(Saved data entries)
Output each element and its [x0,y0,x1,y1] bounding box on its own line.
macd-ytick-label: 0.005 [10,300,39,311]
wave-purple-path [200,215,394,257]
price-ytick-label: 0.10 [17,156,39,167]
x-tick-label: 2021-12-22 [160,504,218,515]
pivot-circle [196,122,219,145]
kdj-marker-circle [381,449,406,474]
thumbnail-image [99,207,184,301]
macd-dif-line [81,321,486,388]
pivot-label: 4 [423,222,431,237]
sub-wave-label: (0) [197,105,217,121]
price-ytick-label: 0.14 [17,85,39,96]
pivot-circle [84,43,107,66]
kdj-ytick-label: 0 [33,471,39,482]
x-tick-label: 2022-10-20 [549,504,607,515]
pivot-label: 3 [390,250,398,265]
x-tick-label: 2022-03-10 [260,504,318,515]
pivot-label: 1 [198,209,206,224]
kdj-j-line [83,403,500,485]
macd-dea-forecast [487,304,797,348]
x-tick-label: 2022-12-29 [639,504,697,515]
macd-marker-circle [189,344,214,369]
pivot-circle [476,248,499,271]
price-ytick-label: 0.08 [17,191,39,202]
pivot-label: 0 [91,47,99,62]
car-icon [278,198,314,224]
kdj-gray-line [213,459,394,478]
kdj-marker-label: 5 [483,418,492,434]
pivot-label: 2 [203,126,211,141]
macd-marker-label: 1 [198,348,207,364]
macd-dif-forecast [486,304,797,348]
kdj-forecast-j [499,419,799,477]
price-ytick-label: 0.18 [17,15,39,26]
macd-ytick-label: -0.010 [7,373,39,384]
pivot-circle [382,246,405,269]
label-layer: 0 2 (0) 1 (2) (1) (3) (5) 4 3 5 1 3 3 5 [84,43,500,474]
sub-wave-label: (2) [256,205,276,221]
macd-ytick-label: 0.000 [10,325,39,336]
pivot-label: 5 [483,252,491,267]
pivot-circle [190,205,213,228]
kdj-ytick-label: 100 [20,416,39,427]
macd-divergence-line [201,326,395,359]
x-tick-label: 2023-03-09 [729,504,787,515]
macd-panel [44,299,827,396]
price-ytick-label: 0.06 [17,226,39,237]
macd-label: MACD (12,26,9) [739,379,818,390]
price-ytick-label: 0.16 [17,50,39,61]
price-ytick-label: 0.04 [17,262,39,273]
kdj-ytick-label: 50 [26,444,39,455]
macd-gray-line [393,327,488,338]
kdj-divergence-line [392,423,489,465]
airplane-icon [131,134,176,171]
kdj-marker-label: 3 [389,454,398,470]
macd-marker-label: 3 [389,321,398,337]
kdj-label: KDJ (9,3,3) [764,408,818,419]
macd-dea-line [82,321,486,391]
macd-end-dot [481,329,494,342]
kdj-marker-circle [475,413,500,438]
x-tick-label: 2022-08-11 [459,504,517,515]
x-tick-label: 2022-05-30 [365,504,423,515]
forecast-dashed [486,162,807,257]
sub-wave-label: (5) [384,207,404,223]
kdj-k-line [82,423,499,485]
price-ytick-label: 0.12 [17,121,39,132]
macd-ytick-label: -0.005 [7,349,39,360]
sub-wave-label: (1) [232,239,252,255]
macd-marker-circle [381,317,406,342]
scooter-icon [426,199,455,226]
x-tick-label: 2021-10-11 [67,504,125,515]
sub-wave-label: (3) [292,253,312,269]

_TASK BRIEF_: Format the records from the very first line through the line containing "sub-wave-label: (0) [197,105,217,121]", inclusive, as a JSON list of strings with one string per line. Leave out any blank lines.

_FINAL ANSWER_:
[
  "Output each element and its [x0,y0,x1,y1] bounding box on its own line.",
  "macd-ytick-label: 0.005 [10,300,39,311]",
  "wave-purple-path [200,215,394,257]",
  "price-ytick-label: 0.10 [17,156,39,167]",
  "x-tick-label: 2021-12-22 [160,504,218,515]",
  "pivot-circle [196,122,219,145]",
  "kdj-marker-circle [381,449,406,474]",
  "thumbnail-image [99,207,184,301]",
  "macd-dif-line [81,321,486,388]",
  "pivot-label: 4 [423,222,431,237]",
  "sub-wave-label: (0) [197,105,217,121]"
]